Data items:
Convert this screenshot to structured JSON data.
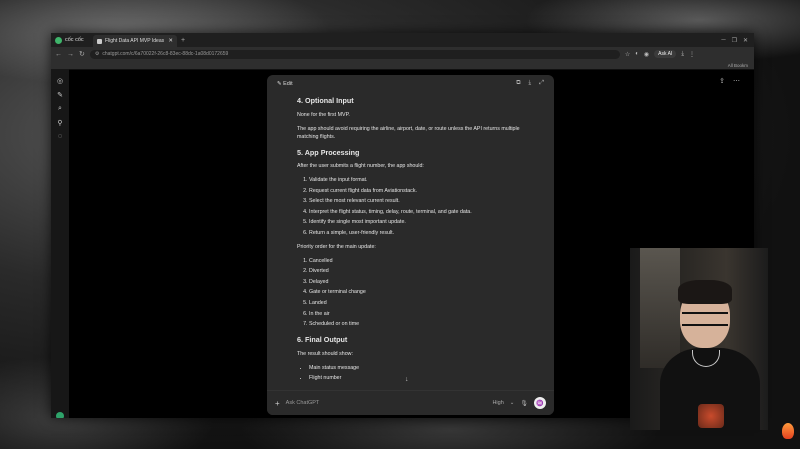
{
  "browser": {
    "brand": "cốc cốc",
    "tab_title": "Flight Data API MVP Ideas",
    "new_tab": "+",
    "url": "chatgpt.com/c/6a70022f-26c8-83ec-88dc-1a08d0172659",
    "ask_ai": "Ask AI",
    "bookmarks_label": "All Bookm"
  },
  "editor": {
    "edit_label": "Edit",
    "sections": [
      {
        "heading": "4. Optional Input"
      },
      {
        "heading": "5. App Processing"
      },
      {
        "heading": "6. Final Output"
      }
    ],
    "p_none": "None for the first MVP.",
    "p_avoid": "The app should avoid requiring the airline, airport, date, or route unless the API returns multiple matching flights.",
    "p_after": "After the user submits a flight number, the app should:",
    "steps": [
      "Validate the input format.",
      "Request current flight data from Aviationstack.",
      "Select the most relevant current result.",
      "Interpret the flight status, timing, delay, route, terminal, and gate data.",
      "Identify the single most important update.",
      "Return a simple, user-friendly result."
    ],
    "p_priority": "Priority order for the main update:",
    "priorities": [
      "Cancelled",
      "Diverted",
      "Delayed",
      "Gate or terminal change",
      "Landed",
      "In the air",
      "Scheduled or on time"
    ],
    "p_result": "The result should show:",
    "result_items": [
      "Main status message",
      "Flight number"
    ]
  },
  "composer": {
    "placeholder": "Ask ChatGPT",
    "model": "High"
  }
}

* Work to do *
Copy every line that contains the string "number".

* Final result *
    "p_after": "After the user submits a flight number, the app should:",
      "Flight number"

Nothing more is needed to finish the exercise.